Figure data in JSON
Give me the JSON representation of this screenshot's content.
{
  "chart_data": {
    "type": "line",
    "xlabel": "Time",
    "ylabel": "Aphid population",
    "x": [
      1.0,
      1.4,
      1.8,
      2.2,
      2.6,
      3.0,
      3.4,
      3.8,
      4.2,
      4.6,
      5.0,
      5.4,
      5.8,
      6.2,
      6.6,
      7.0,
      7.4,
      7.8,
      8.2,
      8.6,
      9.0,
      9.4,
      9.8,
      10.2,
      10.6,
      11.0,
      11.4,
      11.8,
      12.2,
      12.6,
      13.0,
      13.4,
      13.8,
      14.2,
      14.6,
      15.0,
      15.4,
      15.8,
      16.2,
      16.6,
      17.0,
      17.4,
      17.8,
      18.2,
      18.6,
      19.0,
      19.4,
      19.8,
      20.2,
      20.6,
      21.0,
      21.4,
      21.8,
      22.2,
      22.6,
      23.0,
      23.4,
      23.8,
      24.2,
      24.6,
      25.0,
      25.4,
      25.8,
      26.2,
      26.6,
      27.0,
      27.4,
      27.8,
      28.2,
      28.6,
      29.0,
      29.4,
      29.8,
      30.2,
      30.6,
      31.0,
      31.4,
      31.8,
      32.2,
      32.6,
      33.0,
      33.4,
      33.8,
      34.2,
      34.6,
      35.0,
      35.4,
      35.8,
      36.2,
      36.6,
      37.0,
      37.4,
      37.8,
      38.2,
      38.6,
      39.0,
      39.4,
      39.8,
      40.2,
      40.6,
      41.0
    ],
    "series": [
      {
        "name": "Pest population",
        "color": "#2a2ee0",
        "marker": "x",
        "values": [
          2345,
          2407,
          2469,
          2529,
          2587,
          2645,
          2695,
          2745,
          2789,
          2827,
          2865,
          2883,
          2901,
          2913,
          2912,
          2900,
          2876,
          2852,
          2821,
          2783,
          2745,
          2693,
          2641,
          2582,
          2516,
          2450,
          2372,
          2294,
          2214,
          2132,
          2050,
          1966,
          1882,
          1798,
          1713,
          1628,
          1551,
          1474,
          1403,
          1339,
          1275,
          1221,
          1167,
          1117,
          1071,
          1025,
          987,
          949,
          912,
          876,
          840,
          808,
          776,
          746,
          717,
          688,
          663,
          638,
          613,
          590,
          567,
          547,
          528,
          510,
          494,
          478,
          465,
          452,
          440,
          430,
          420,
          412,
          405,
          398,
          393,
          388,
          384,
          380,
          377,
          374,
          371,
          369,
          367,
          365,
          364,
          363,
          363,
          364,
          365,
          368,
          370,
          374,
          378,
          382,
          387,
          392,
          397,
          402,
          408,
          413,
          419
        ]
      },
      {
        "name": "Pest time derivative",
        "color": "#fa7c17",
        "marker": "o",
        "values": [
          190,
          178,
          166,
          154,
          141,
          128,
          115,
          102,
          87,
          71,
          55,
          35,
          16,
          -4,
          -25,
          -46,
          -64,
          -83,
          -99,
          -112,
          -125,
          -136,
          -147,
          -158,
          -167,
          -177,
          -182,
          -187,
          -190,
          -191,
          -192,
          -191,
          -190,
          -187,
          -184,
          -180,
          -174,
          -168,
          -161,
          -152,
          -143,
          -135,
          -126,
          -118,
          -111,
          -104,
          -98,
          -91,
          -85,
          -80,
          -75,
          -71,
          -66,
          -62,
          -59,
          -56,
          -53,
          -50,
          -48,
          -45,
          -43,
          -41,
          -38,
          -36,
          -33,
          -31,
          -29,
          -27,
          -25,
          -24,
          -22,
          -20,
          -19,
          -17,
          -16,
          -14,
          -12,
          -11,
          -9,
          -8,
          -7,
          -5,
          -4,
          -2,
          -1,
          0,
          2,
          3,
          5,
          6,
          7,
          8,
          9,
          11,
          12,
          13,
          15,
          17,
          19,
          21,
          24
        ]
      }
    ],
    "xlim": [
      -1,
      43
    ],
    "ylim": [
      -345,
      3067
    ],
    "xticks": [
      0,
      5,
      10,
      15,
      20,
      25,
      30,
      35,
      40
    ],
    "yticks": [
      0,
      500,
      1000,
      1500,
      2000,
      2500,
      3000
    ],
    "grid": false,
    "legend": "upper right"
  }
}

> [Work instructions] Select from the material above each line in which the string "Pest" appears, and list those lines.

> [Exercise solution]
        "name": "Pest population",
        "name": "Pest time derivative",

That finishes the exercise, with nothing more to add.